▸ Task prompt:
Your task is to repeat all of the material exactly.

▸ Items:

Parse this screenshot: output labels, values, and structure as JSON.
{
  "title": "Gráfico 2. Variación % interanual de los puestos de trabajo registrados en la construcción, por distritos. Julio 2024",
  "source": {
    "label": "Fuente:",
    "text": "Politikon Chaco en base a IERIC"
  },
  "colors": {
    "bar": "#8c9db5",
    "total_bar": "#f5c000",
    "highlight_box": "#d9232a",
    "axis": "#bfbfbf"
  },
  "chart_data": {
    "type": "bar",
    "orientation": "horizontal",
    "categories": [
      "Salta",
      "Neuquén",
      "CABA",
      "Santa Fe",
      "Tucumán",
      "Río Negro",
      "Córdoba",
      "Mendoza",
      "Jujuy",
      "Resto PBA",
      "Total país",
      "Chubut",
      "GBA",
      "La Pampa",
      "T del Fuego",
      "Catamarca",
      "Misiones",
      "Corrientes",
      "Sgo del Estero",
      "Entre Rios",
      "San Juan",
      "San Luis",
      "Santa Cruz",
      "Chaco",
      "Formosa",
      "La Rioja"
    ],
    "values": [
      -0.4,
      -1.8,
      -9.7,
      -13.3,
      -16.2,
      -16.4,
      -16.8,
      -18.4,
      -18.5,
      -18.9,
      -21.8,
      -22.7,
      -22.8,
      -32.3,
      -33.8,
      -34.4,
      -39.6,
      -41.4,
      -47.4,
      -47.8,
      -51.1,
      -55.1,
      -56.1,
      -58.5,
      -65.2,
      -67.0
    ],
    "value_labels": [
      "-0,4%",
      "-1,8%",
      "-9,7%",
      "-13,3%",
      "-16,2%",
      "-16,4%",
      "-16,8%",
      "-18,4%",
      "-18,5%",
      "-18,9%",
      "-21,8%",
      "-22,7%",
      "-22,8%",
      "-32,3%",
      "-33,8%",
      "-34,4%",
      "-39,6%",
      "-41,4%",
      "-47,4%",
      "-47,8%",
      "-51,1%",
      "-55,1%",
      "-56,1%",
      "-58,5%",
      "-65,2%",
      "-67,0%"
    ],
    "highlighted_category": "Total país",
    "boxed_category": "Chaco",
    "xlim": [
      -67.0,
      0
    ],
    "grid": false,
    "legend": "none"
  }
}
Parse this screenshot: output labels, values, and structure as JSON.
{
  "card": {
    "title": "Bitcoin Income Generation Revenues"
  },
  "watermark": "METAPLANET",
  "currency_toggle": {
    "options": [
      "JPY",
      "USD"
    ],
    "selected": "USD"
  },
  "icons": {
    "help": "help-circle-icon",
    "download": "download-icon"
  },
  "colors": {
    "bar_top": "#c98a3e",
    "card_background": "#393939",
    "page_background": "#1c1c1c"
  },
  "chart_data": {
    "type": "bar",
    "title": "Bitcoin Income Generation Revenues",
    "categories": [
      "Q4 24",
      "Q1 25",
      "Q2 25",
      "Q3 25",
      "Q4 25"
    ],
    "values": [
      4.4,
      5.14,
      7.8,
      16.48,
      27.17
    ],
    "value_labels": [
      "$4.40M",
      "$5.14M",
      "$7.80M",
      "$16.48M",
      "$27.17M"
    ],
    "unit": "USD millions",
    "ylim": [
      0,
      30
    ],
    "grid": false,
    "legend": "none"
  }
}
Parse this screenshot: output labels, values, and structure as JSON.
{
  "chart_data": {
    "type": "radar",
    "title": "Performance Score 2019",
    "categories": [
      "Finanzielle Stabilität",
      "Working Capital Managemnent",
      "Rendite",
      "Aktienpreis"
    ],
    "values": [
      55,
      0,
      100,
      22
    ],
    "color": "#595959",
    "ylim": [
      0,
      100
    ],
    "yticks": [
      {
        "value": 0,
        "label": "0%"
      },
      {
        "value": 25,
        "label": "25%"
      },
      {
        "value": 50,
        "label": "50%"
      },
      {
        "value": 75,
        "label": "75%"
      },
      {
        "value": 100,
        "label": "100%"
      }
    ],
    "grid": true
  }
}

▸ Expected answer:
Parse this screenshot: output labels, values, and structure as JSON.
{
  "title": "Gráfico 2. Variación % interanual de los puestos de trabajo registrados en la construcción, por distritos. Julio 2024",
  "source": {
    "label": "Fuente:",
    "text": "Politikon Chaco en base a IERIC"
  },
  "colors": {
    "bar": "#8c9db5",
    "total_bar": "#f5c000",
    "highlight_box": "#d9232a",
    "axis": "#bfbfbf"
  },
  "chart_data": {
    "type": "bar",
    "orientation": "horizontal",
    "categories": [
      "Salta",
      "Neuquén",
      "CABA",
      "Santa Fe",
      "Tucumán",
      "Río Negro",
      "Córdoba",
      "Mendoza",
      "Jujuy",
      "Resto PBA",
      "Total país",
      "Chubut",
      "GBA",
      "La Pampa",
      "T del Fuego",
      "Catamarca",
      "Misiones",
      "Corrientes",
      "Sgo del Estero",
      "Entre Rios",
      "San Juan",
      "San Luis",
      "Santa Cruz",
      "Chaco",
      "Formosa",
      "La Rioja"
    ],
    "values": [
      -0.4,
      -1.8,
      -9.7,
      -13.3,
      -16.2,
      -16.4,
      -16.8,
      -18.4,
      -18.5,
      -18.9,
      -21.8,
      -22.7,
      -22.8,
      -32.3,
      -33.8,
      -34.4,
      -39.6,
      -41.4,
      -47.4,
      -47.8,
      -51.1,
      -55.1,
      -56.1,
      -58.5,
      -65.2,
      -67.0
    ],
    "value_labels": [
      "-0,4%",
      "-1,8%",
      "-9,7%",
      "-13,3%",
      "-16,2%",
      "-16,4%",
      "-16,8%",
      "-18,4%",
      "-18,5%",
      "-18,9%",
      "-21,8%",
      "-22,7%",
      "-22,8%",
      "-32,3%",
      "-33,8%",
      "-34,4%",
      "-39,6%",
      "-41,4%",
      "-47,4%",
      "-47,8%",
      "-51,1%",
      "-55,1%",
      "-56,1%",
      "-58,5%",
      "-65,2%",
      "-67,0%"
    ],
    "highlighted_category": "Total país",
    "boxed_category": "Chaco",
    "xlim": [
      -67.0,
      0
    ],
    "grid": false,
    "legend": "none"
  }
}
Parse this screenshot: output labels, values, and structure as JSON.
{
  "card": {
    "title": "Bitcoin Income Generation Revenues"
  },
  "watermark": "METAPLANET",
  "currency_toggle": {
    "options": [
      "JPY",
      "USD"
    ],
    "selected": "USD"
  },
  "icons": {
    "help": "help-circle-icon",
    "download": "download-icon"
  },
  "colors": {
    "bar_top": "#c98a3e",
    "card_background": "#393939",
    "page_background": "#1c1c1c"
  },
  "chart_data": {
    "type": "bar",
    "title": "Bitcoin Income Generation Revenues",
    "categories": [
      "Q4 24",
      "Q1 25",
      "Q2 25",
      "Q3 25",
      "Q4 25"
    ],
    "values": [
      4.4,
      5.14,
      7.8,
      16.48,
      27.17
    ],
    "value_labels": [
      "$4.40M",
      "$5.14M",
      "$7.80M",
      "$16.48M",
      "$27.17M"
    ],
    "unit": "USD millions",
    "ylim": [
      0,
      30
    ],
    "grid": false,
    "legend": "none"
  }
}
Parse this screenshot: output labels, values, and structure as JSON.
{
  "chart_data": {
    "type": "radar",
    "title": "Performance Score 2019",
    "categories": [
      "Finanzielle Stabilität",
      "Working Capital Managemnent",
      "Rendite",
      "Aktienpreis"
    ],
    "values": [
      55,
      0,
      100,
      22
    ],
    "color": "#595959",
    "ylim": [
      0,
      100
    ],
    "yticks": [
      {
        "value": 0,
        "label": "0%"
      },
      {
        "value": 25,
        "label": "25%"
      },
      {
        "value": 50,
        "label": "50%"
      },
      {
        "value": 75,
        "label": "75%"
      },
      {
        "value": 100,
        "label": "100%"
      }
    ],
    "grid": true
  }
}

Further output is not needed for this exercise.